◆ Directive ◆
Using the data beneath, show every line that includes the word "into".

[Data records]
━━━━━━━━━━
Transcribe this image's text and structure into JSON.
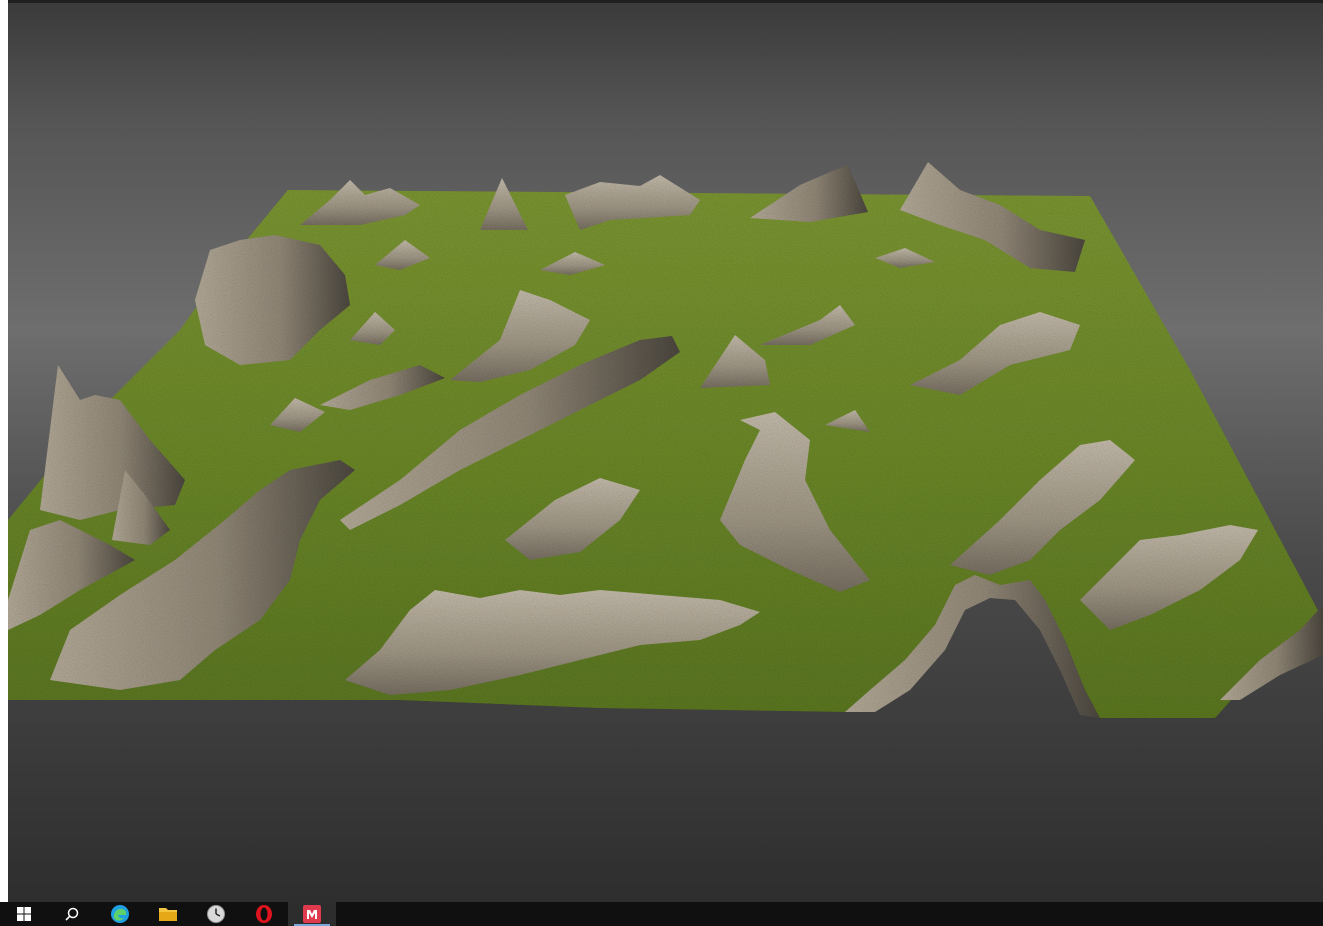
{
  "app": {
    "title": "",
    "scene": "3d-terrain-heightmap-render"
  },
  "viewport": {
    "background_top": "#3a3a3a",
    "background_bottom": "#2e2e2e",
    "terrain_grass_color": "#6f8a2c",
    "terrain_rock_color": "#a79e8e"
  },
  "taskbar": {
    "items": [
      {
        "name": "start",
        "icon": "windows-logo-icon",
        "color": "#ffffff"
      },
      {
        "name": "search",
        "icon": "search-icon",
        "color": "#ffffff"
      },
      {
        "name": "edge",
        "icon": "edge-browser-icon",
        "color": "#1fa0e0"
      },
      {
        "name": "file-explorer",
        "icon": "folder-icon",
        "color": "#f5c542"
      },
      {
        "name": "clock-app",
        "icon": "clock-icon",
        "color": "#d9d9d9"
      },
      {
        "name": "opera",
        "icon": "opera-browser-icon",
        "color": "#e0141e"
      },
      {
        "name": "running-app",
        "icon": "app-icon",
        "color": "#e03a4e"
      }
    ]
  }
}
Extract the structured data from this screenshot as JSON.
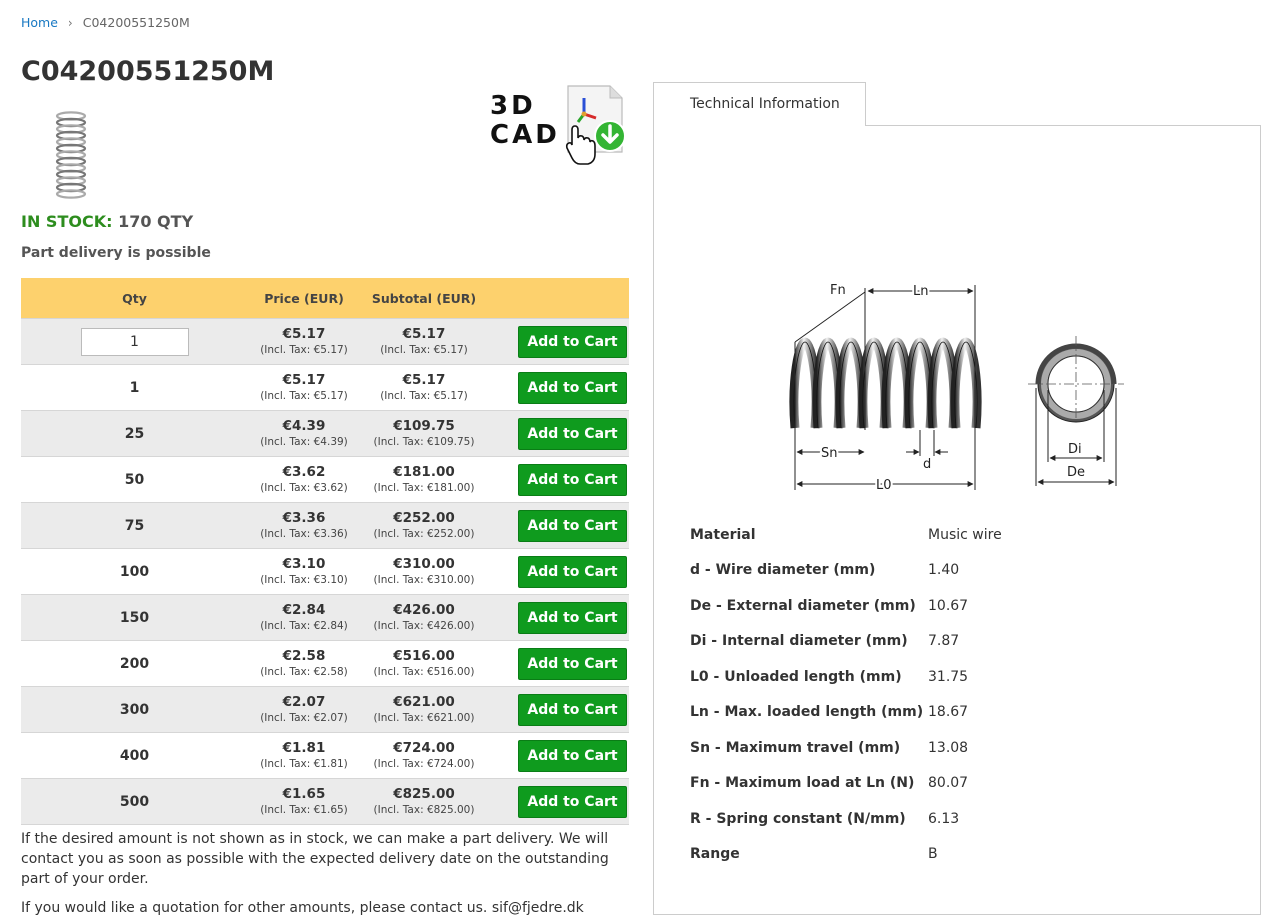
{
  "breadcrumb": {
    "home": "Home",
    "current": "C04200551250M"
  },
  "product": {
    "title": "C04200551250M",
    "stock_label": "IN STOCK:",
    "stock_value": "170 QTY",
    "part_delivery": "Part delivery is possible",
    "cad_line1": "3D",
    "cad_line2": "CAD"
  },
  "table": {
    "headers": {
      "qty": "Qty",
      "price": "Price (EUR)",
      "subtotal": "Subtotal (EUR)"
    },
    "input_value": "1",
    "input_price": "€5.17",
    "input_price_tax": "(Incl. Tax: €5.17)",
    "input_sub": "€5.17",
    "input_sub_tax": "(Incl. Tax: €5.17)",
    "button_label": "Add to Cart",
    "rows": [
      {
        "qty": "1",
        "price": "€5.17",
        "price_tax": "(Incl. Tax: €5.17)",
        "sub": "€5.17",
        "sub_tax": "(Incl. Tax: €5.17)"
      },
      {
        "qty": "25",
        "price": "€4.39",
        "price_tax": "(Incl. Tax: €4.39)",
        "sub": "€109.75",
        "sub_tax": "(Incl. Tax: €109.75)"
      },
      {
        "qty": "50",
        "price": "€3.62",
        "price_tax": "(Incl. Tax: €3.62)",
        "sub": "€181.00",
        "sub_tax": "(Incl. Tax: €181.00)"
      },
      {
        "qty": "75",
        "price": "€3.36",
        "price_tax": "(Incl. Tax: €3.36)",
        "sub": "€252.00",
        "sub_tax": "(Incl. Tax: €252.00)"
      },
      {
        "qty": "100",
        "price": "€3.10",
        "price_tax": "(Incl. Tax: €3.10)",
        "sub": "€310.00",
        "sub_tax": "(Incl. Tax: €310.00)"
      },
      {
        "qty": "150",
        "price": "€2.84",
        "price_tax": "(Incl. Tax: €2.84)",
        "sub": "€426.00",
        "sub_tax": "(Incl. Tax: €426.00)"
      },
      {
        "qty": "200",
        "price": "€2.58",
        "price_tax": "(Incl. Tax: €2.58)",
        "sub": "€516.00",
        "sub_tax": "(Incl. Tax: €516.00)"
      },
      {
        "qty": "300",
        "price": "€2.07",
        "price_tax": "(Incl. Tax: €2.07)",
        "sub": "€621.00",
        "sub_tax": "(Incl. Tax: €621.00)"
      },
      {
        "qty": "400",
        "price": "€1.81",
        "price_tax": "(Incl. Tax: €1.81)",
        "sub": "€724.00",
        "sub_tax": "(Incl. Tax: €724.00)"
      },
      {
        "qty": "500",
        "price": "€1.65",
        "price_tax": "(Incl. Tax: €1.65)",
        "sub": "€825.00",
        "sub_tax": "(Incl. Tax: €825.00)"
      }
    ]
  },
  "notes": {
    "part_delivery_text": "If the desired amount is not shown as in stock, we can make a part delivery. We will contact you as soon as possible with the expected delivery date on the outstanding part of your order.",
    "quotation_text": "If you would like a quotation for other amounts, please contact us. sif@fjedre.dk"
  },
  "tech": {
    "tab_label": "Technical Information",
    "diagram_labels": {
      "fn": "Fn",
      "ln": "Ln",
      "sn": "Sn",
      "d": "d",
      "l0": "L0",
      "di": "Di",
      "de": "De"
    },
    "specs": [
      {
        "key": "Material",
        "value": "Music wire"
      },
      {
        "key": "d - Wire diameter (mm)",
        "value": "1.40"
      },
      {
        "key": "De - External diameter (mm)",
        "value": "10.67"
      },
      {
        "key": "Di - Internal diameter (mm)",
        "value": "7.87"
      },
      {
        "key": "L0 - Unloaded length (mm)",
        "value": "31.75"
      },
      {
        "key": "Ln - Max. loaded length (mm)",
        "value": "18.67"
      },
      {
        "key": "Sn - Maximum travel (mm)",
        "value": "13.08"
      },
      {
        "key": "Fn - Maximum load at Ln (N)",
        "value": "80.07"
      },
      {
        "key": "R - Spring constant (N/mm)",
        "value": "6.13"
      },
      {
        "key": "Range",
        "value": "B"
      }
    ]
  }
}
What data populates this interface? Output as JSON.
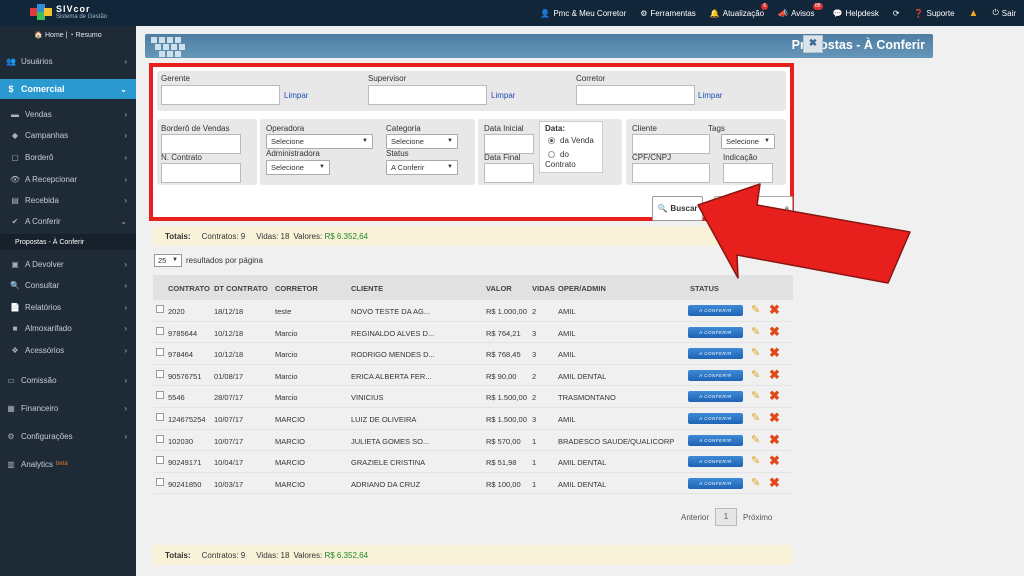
{
  "app": {
    "brand": "SIVcor",
    "subtitle": "Sistema de Gestão"
  },
  "topnav": [
    {
      "label": "Pmc & Meu Corretor",
      "icon": "user-icon"
    },
    {
      "label": "Ferramentas",
      "icon": "tools-icon"
    },
    {
      "label": "Atualização",
      "icon": "bell-icon",
      "badge": "6"
    },
    {
      "label": "Avisos",
      "icon": "megaphone-icon",
      "badge": "88"
    },
    {
      "label": "Helpdesk",
      "icon": "chat-icon"
    },
    {
      "label": "",
      "icon": "refresh-icon"
    },
    {
      "label": "Suporte",
      "icon": "question-icon"
    },
    {
      "label": "",
      "icon": "warning-icon"
    },
    {
      "label": "Sair",
      "icon": "power-icon"
    }
  ],
  "sidebar": {
    "home": "Home",
    "resumo": "Resumo",
    "usuarios": "Usuários",
    "comercial": "Comercial",
    "items": [
      "Vendas",
      "Campanhas",
      "Borderô",
      "A Recepcionar",
      "Recebida",
      "A Conferir"
    ],
    "active": "Propostas - À Conferir",
    "items2": [
      "A Devolver",
      "Consultar",
      "Relatórios",
      "Almoxarifado",
      "Acessórios"
    ],
    "sections": [
      "Comissão",
      "Financeiro",
      "Configurações",
      "Analytics"
    ],
    "beta": "beta"
  },
  "page": {
    "title": "Propostas - À Conferir",
    "close": "✖"
  },
  "filters": {
    "gerente": "Gerente",
    "supervisor": "Supervisor",
    "corretor": "Corretor",
    "limpar": "Limpar",
    "bordero": "Borderô de Vendas",
    "contrato": "N. Contrato",
    "operadora": "Operadora",
    "administradora": "Administradora",
    "categoria": "Categoria",
    "status": "Status",
    "selecione": "Selecione",
    "status_value": "A Conferir",
    "data_inicial": "Data Inicial",
    "data_final": "Data Final",
    "data": "Data:",
    "radio_venda": "da Venda",
    "radio_contrato_1": "do",
    "radio_contrato_2": "Contrato",
    "cliente": "Cliente",
    "tags": "Tags",
    "cpf": "CPF/CNPJ",
    "indicacao": "Indicação",
    "buscar": "Buscar",
    "second_button": "a"
  },
  "totals": {
    "label": "Totais:",
    "contratos": "Contratos: 9",
    "vidas": "Vidas: 18",
    "valores_label": "Valores:",
    "valores": "R$ 6.352,64"
  },
  "perpage": {
    "value": "25",
    "label": "resultados por página"
  },
  "table": {
    "headers": [
      "CONTRATO",
      "DT CONTRATO",
      "CORRETOR",
      "CLIENTE",
      "VALOR",
      "VIDAS",
      "OPER/ADMIN",
      "STATUS"
    ],
    "status_label": "A CONFERIR",
    "rows": [
      [
        "2020",
        "18/12/18",
        "teste",
        "NOVO TESTE DA AG...",
        "R$ 1.000,00",
        "2",
        "AMIL"
      ],
      [
        "9785644",
        "10/12/18",
        "Marcio",
        "REGINALDO ALVES D...",
        "R$ 764,21",
        "3",
        "AMIL"
      ],
      [
        "978464",
        "10/12/18",
        "Marcio",
        "RODRIGO MENDES D...",
        "R$ 768,45",
        "3",
        "AMIL"
      ],
      [
        "90576751",
        "01/08/17",
        "Marcio",
        "ERICA ALBERTA FER...",
        "R$ 90,00",
        "2",
        "AMIL DENTAL"
      ],
      [
        "5546",
        "28/07/17",
        "Marcio",
        "VINICIUS",
        "R$ 1.500,00",
        "2",
        "TRASMONTANO"
      ],
      [
        "124675254",
        "10/07/17",
        "MARCIO",
        "LUIZ DE OLIVEIRA",
        "R$ 1.500,00",
        "3",
        "AMIL"
      ],
      [
        "102030",
        "10/07/17",
        "MARCIO",
        "JULIETA GOMES SO...",
        "R$ 570,00",
        "1",
        "BRADESCO SAUDE/QUALICORP"
      ],
      [
        "90249171",
        "10/04/17",
        "MARCIO",
        "GRAZIELE CRISTINA",
        "R$ 51,98",
        "1",
        "AMIL DENTAL"
      ],
      [
        "90241850",
        "10/03/17",
        "MARCIO",
        "ADRIANO DA CRUZ",
        "R$ 100,00",
        "1",
        "AMIL DENTAL"
      ]
    ]
  },
  "pager": {
    "prev": "Anterior",
    "page": "1",
    "next": "Próximo"
  },
  "colors": {
    "topbar": "#12263a",
    "sidebar": "#1e2b37",
    "accent": "#2a9ad1",
    "highlight": "#e8201d"
  }
}
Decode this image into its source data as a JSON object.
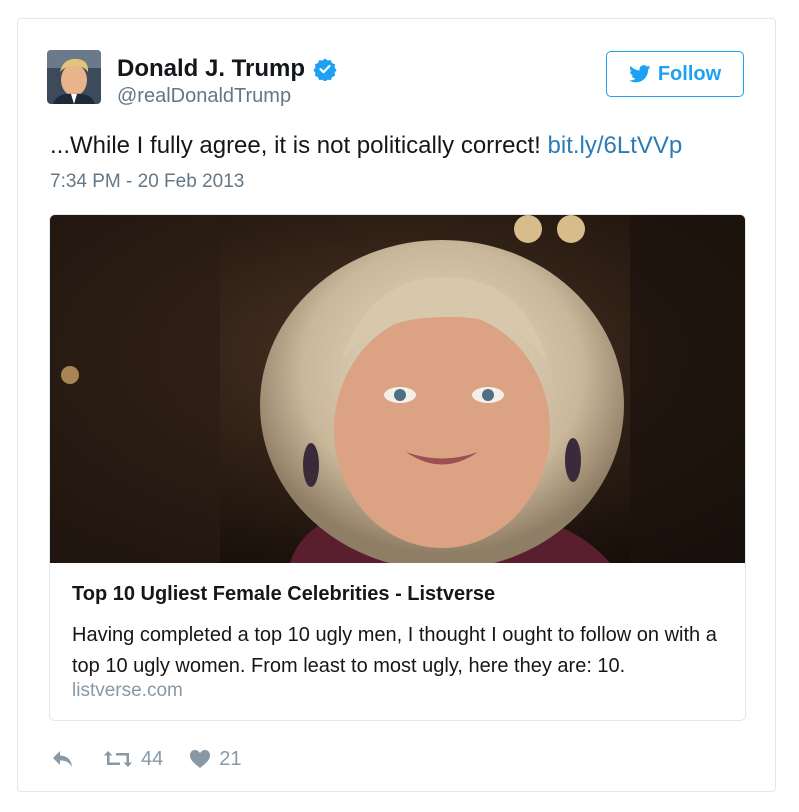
{
  "author": {
    "name": "Donald J. Trump",
    "handle": "@realDonaldTrump",
    "verified": true
  },
  "follow_button": {
    "label": "Follow",
    "icon": "twitter-bird-icon"
  },
  "tweet": {
    "text": "...While I fully agree, it is not politically correct! ",
    "link": "bit.ly/6LtVVp",
    "timestamp": "7:34 PM - 20 Feb 2013"
  },
  "card": {
    "title": "Top 10 Ugliest Female Celebrities - Listverse",
    "description": "Having completed a top 10 ugly men, I thought I ought to follow on with a top 10 ugly women. From least to most ugly, here they are: 10.",
    "domain": "listverse.com"
  },
  "actions": {
    "reply_icon": "reply-icon",
    "retweet_count": "44",
    "like_count": "21"
  },
  "colors": {
    "accent": "#1da1f2",
    "link": "#2b7bb9",
    "secondary_text": "#657786",
    "border": "#e1e8ed"
  }
}
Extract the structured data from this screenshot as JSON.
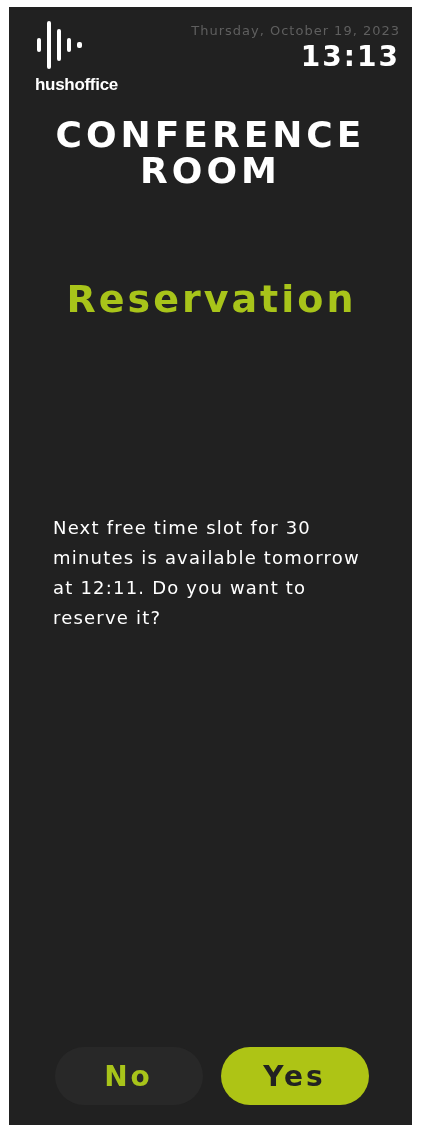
{
  "brand": {
    "name": "hushoffice"
  },
  "date": "Thursday, October 19, 2023",
  "time": "13:13",
  "room": "CONFERENCE ROOM",
  "heading": "Reservation",
  "message": "Next free time slot for 30 minutes is available tomorrow at 12:11. Do you want to reserve it?",
  "buttons": [
    {
      "label": "No",
      "kind": "secondary"
    },
    {
      "label": "Yes",
      "kind": "primary"
    }
  ]
}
━━━━━━━━━━
◆ Expected answer ◆
Transcribe this image's text and structure into JSON.
Decode this image into its source data as a JSON object.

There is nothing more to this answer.